_Exercise_: Return all the entries exactly, keeping pictures out.

_Supplied data_:
Begin
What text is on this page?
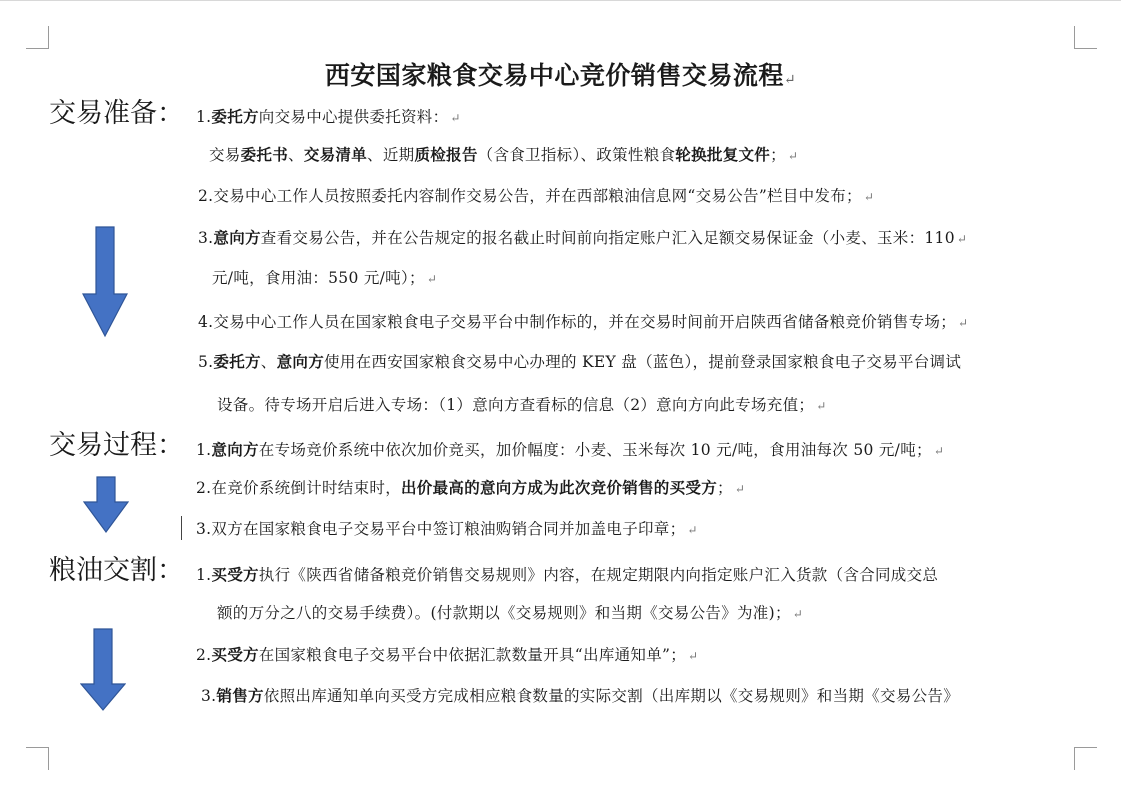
西安国家粮食交易中心竞价销售交易流程↵
交易准备： 1.委托方向交易中心提供委托资料： ↵
交易委托书、交易清单、近期质检报告（含食卫指标）、政策性粮食轮换批复文件； ↵
2.交易中心工作人员按照委托内容制作交易公告，并在西部粮油信息网“交易公告”栏目中发布； ↵
3.意向方查看交易公告，并在公告规定的报名截止时间前向指定账户汇入足额交易保证金（小麦、玉米：110 ↵
元/吨，食用油：550 元/吨）； ↵
4.交易中心工作人员在国家粮食电子交易平台中制作标的，并在交易时间前开启陕西省储备粮竞价销售专场； ↵
5.委托方、意向方使用在西安国家粮食交易中心办理的 KEY 盘（蓝色），提前登录国家粮食电子交易平台调试
设备。待专场开启后进入专场：（1）意向方查看标的信息（2）意向方向此专场充值； ↵
交易过程： 1.意向方在专场竞价系统中依次加价竞买，加价幅度：小麦、玉米每次 10 元/吨，食用油每次 50 元/吨； ↵
2.在竞价系统倒计时结束时，出价最高的意向方成为此次竞价销售的买受方； ↵
3.双方在国家粮食电子交易平台中签订粮油购销合同并加盖电子印章； ↵
粮油交割： 1.买受方执行《陕西省储备粮竞价销售交易规则》内容，在规定期限内向指定账户汇入货款（含合同成交总
额的万分之八的交易手续费）。(付款期以《交易规则》和当期《交易公告》为准)； ↵
2.买受方在国家粮食电子交易平台中依据汇款数量开具“出库通知单”； ↵
3.销售方依照出库通知单向买受方完成相应粮食数量的实际交割（出库期以《交易规则》和当期《交易公告》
End
_Response to this task_:
What text is on this page?
西安国家粮食交易中心竞价销售交易流程↵
交易准备： 1.委托方向交易中心提供委托资料： ↵
交易委托书、交易清单、近期质检报告（含食卫指标）、政策性粮食轮换批复文件； ↵
2.交易中心工作人员按照委托内容制作交易公告，并在西部粮油信息网“交易公告”栏目中发布； ↵
3.意向方查看交易公告，并在公告规定的报名截止时间前向指定账户汇入足额交易保证金（小麦、玉米：110 ↵
元/吨，食用油：550 元/吨）； ↵
4.交易中心工作人员在国家粮食电子交易平台中制作标的，并在交易时间前开启陕西省储备粮竞价销售专场； ↵
5.委托方、意向方使用在西安国家粮食交易中心办理的 KEY 盘（蓝色），提前登录国家粮食电子交易平台调试
设备。待专场开启后进入专场：（1）意向方查看标的信息（2）意向方向此专场充值； ↵
交易过程： 1.意向方在专场竞价系统中依次加价竞买，加价幅度：小麦、玉米每次 10 元/吨，食用油每次 50 元/吨； ↵
2.在竞价系统倒计时结束时，出价最高的意向方成为此次竞价销售的买受方； ↵
3.双方在国家粮食电子交易平台中签订粮油购销合同并加盖电子印章； ↵
粮油交割： 1.买受方执行《陕西省储备粮竞价销售交易规则》内容，在规定期限内向指定账户汇入货款（含合同成交总
额的万分之八的交易手续费）。(付款期以《交易规则》和当期《交易公告》为准)； ↵
2.买受方在国家粮食电子交易平台中依据汇款数量开具“出库通知单”； ↵
3.销售方依照出库通知单向买受方完成相应粮食数量的实际交割（出库期以《交易规则》和当期《交易公告》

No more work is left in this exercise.